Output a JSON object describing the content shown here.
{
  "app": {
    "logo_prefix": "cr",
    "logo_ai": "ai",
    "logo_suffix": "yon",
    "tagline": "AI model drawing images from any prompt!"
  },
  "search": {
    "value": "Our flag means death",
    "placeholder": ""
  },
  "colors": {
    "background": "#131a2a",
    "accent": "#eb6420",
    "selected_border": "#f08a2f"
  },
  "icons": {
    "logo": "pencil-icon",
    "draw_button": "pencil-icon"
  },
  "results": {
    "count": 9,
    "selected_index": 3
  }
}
----
**What the task requires**
Nothing should be changed: write out all of the data as is.

**Task answer**
Output a JSON object describing the content shown here.
{
  "app": {
    "logo_prefix": "cr",
    "logo_ai": "ai",
    "logo_suffix": "yon",
    "tagline": "AI model drawing images from any prompt!"
  },
  "search": {
    "value": "Our flag means death",
    "placeholder": ""
  },
  "colors": {
    "background": "#131a2a",
    "accent": "#eb6420",
    "selected_border": "#f08a2f"
  },
  "icons": {
    "logo": "pencil-icon",
    "draw_button": "pencil-icon"
  },
  "results": {
    "count": 9,
    "selected_index": 3
  }
}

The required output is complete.